Raw records:
# # # # #

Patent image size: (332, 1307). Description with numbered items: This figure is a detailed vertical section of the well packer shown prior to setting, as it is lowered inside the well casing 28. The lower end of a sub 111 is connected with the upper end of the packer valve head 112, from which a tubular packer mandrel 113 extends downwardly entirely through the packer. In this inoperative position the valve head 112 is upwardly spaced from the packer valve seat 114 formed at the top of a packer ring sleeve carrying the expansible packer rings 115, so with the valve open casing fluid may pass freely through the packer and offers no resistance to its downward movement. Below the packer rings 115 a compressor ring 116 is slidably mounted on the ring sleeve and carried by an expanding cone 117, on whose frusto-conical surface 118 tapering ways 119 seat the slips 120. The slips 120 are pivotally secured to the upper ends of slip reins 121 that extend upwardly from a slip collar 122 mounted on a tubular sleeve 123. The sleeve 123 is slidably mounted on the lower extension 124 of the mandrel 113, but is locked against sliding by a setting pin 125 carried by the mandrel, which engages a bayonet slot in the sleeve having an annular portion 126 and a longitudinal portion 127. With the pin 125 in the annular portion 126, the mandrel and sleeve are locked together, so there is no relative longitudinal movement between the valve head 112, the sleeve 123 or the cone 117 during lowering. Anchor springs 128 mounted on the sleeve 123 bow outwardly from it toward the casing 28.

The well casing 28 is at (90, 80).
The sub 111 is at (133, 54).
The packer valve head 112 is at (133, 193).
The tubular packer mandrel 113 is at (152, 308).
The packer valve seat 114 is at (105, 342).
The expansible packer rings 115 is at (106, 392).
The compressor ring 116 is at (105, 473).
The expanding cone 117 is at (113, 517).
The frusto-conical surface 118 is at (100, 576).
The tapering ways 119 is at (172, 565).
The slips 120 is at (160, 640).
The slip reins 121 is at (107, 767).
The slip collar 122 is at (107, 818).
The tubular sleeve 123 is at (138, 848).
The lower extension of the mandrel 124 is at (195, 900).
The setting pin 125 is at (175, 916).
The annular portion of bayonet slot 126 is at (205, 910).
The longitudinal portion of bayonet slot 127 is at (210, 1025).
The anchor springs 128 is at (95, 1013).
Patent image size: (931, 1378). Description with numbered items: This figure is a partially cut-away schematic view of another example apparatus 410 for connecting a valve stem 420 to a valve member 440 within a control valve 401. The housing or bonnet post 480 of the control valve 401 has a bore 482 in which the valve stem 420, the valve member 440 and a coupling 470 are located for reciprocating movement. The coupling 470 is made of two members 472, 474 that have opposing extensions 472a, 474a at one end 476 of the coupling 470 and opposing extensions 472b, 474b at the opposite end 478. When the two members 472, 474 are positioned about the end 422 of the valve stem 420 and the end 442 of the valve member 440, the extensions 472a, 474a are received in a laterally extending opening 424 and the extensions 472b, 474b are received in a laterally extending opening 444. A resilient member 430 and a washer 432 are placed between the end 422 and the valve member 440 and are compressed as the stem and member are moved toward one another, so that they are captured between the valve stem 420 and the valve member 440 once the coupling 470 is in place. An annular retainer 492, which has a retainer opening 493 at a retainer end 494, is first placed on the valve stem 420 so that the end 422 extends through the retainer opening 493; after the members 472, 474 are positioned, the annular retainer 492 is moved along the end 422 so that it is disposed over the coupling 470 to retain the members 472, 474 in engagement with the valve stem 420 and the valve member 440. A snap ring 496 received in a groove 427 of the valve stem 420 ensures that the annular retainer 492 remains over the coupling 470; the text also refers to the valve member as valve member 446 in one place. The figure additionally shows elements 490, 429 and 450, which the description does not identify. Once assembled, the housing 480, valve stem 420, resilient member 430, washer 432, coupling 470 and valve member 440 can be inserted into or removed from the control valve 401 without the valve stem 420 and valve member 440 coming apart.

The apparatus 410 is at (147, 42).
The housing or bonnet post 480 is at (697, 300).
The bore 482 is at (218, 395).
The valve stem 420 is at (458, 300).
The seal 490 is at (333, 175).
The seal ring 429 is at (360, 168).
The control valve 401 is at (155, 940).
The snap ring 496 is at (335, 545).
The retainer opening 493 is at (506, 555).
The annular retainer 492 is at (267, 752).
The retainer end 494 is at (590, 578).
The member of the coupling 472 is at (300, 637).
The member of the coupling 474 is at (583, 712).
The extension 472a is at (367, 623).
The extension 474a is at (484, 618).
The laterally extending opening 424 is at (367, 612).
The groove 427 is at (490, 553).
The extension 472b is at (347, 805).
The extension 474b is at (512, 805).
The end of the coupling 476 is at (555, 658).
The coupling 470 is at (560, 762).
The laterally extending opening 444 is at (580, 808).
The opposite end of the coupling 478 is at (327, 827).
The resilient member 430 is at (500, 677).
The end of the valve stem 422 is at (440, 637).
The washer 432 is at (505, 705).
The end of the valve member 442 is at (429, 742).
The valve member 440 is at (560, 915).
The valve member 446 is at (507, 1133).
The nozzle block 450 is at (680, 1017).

# # # # #

* What you have to do *
Extract every line from the entries above that contains the string "expansible", matching case exactly.

* Finished exercise *
Patent image size: (332, 1307). Description with numbered items: This figure is a detailed vertical section of the well packer shown prior to setting, as it is lowered inside the well casing 28. The lower end of a sub 111 is connected with the upper end of the packer valve head 112, from which a tubular packer mandrel 113 extends downwardly entirely through the packer. In this inoperative position the valve head 112 is upwardly spaced from the packer valve seat 114 formed at the top of a packer ring sleeve carrying the expansible packer rings 115, so with the valve open casing fluid may pass freely through the packer and offers no resistance to its downward movement. Below the packer rings 115 a compressor ring 116 is slidably mounted on the ring sleeve and carried by an expanding cone 117, on whose frusto-conical surface 118 tapering ways 119 seat the slips 120. The slips 120 are pivotally secured to the upper ends of slip reins 121 that extend upwardly from a slip collar 122 mounted on a tubular sleeve 123. The sleeve 123 is slidably mounted on the lower extension 124 of the mandrel 113, but is locked against sliding by a setting pin 125 carried by the mandrel, which engages a bayonet slot in the sleeve having an annular portion 126 and a longitudinal portion 127. With the pin 125 in the annular portion 126, the mandrel and sleeve are locked together, so there is no relative longitudinal movement between the valve head 112, the sleeve 123 or the cone 117 during lowering. Anchor springs 128 mounted on the sleeve 123 bow outwardly from it toward the casing 28.
The expansible packer rings 115 is at (106, 392).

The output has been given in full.